● **Document excerpt**:
-- -- --
Tuesday, 07 January 2020 14:59
By Stewart White | News
Saratoga’s Best Kept Secret: A Story of Thoroughbreds, Wealth, Relationships and The Black Men & Women Workers at The Saratoga Reading Room

This is the true story of a little piece of American history.

It is the story of a private, but exclusive, members-only club that was inspired by wealthy men and their love of horse racing. It is a true story about a club that is one of the least talked about, yet one of the most prestigious clubs in the world.  So prestigious, not just anyone could walk through these gates.  It’s a private dwelling that hosts some of the wealthiest people in the country, let alone the entire world.

Last, but not least, it is a true story about a small group of black men and women thriving and surviving in a rich white man’s world.It’s a behind-the- scenes story of the workers who were the heart and soul of establishing the Saratoga Reading Room as one of the most historic and best kept secrets in Saratoga Race Course history.

Let the story continue…

 SaratogasBestKeptSecret PhotoCollage

CHAPTER 5: CHANGING TIMES

During the early 80s, staff was continuing to transition. After the success my cousin Sonny and I displayed at being a servers, the staff continued to become younger.More of the old guard didn’t return and again they were replaced by our friends.
They were young local people who lived right here in Saratoga Springs.

Times were again changing at the Reading Room.  Over the years, with Mack, Bill, and Hick not returning, for the first time, we decided to give some of our female friends a chance to become servers at the Reading Room. 

Sandy Williams and Gina Webb, two very beautiful young black women, joined our wait staff.  Again, we were all friends. Sandy had a brother named Chip, who was a great athlete and a really good friend of ours. Sandy was like the sister I never had.  I looked out for her a lot.  I remember covering for her on days she may have been out dancing the night away and couldn’t wake up on time.  Gina was very tall.  She stood about 5’10” and was really good friends with my cousin Carol, and I had known her a long time. They both fit in perfectly. Well, almost perfectly. For some reason, Frankie Johnson, I noticed, gave Gina a hard time. I think she had to get used to the idea of young women being a part of the wait staff for the first time. The men seemed to enjoy them.  I’m not so sure about the women or the wives. Some of the younger male members would constantly vie for their attention. The ladies were asked on occasion to go out and maybe have a drink, or even to go out for dinner.There were three more additions to the wait staff that I have to mention, especially because they were mainstays during this time period at the Reading Room.
-- -- --
(Page segmentation data)
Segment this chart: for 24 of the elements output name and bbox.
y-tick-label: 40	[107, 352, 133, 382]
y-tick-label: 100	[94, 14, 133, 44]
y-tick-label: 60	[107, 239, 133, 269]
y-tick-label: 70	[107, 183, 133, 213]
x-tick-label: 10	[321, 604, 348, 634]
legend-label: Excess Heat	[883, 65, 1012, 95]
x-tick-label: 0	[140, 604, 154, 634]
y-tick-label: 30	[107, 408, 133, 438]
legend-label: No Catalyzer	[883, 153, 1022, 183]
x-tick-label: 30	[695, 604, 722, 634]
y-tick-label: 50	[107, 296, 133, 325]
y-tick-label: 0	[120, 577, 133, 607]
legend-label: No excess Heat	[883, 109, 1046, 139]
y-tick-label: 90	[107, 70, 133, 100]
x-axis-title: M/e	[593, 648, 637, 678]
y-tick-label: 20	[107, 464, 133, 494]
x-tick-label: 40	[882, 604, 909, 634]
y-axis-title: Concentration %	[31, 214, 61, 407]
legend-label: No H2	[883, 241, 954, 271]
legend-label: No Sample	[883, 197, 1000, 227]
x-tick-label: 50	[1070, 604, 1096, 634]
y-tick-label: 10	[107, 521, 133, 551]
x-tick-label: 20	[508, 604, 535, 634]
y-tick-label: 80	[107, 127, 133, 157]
-- -- --
● **What is expected**: Please copy the Saratoga Reading Room text word for word, between "It is the story" and "Race Course history.", inclusive.

● **Answer space**:
It is the story of a private, but exclusive, members-only club that was inspired by wealthy men and their love of horse racing. It is a true story about a club that is one of the least talked about, yet one of the most prestigious clubs in the world.  So prestigious, not just anyone could walk through these gates.  It’s a private dwelling that hosts some of the wealthiest people in the country, let alone the entire world.

Last, but not least, it is a true story about a small group of black men and women thriving and surviving in a rich white man’s world.It’s a behind-the- scenes story of the workers who were the heart and soul of establishing the Saratoga Reading Room as one of the most historic and best kept secrets in Saratoga Race Course history.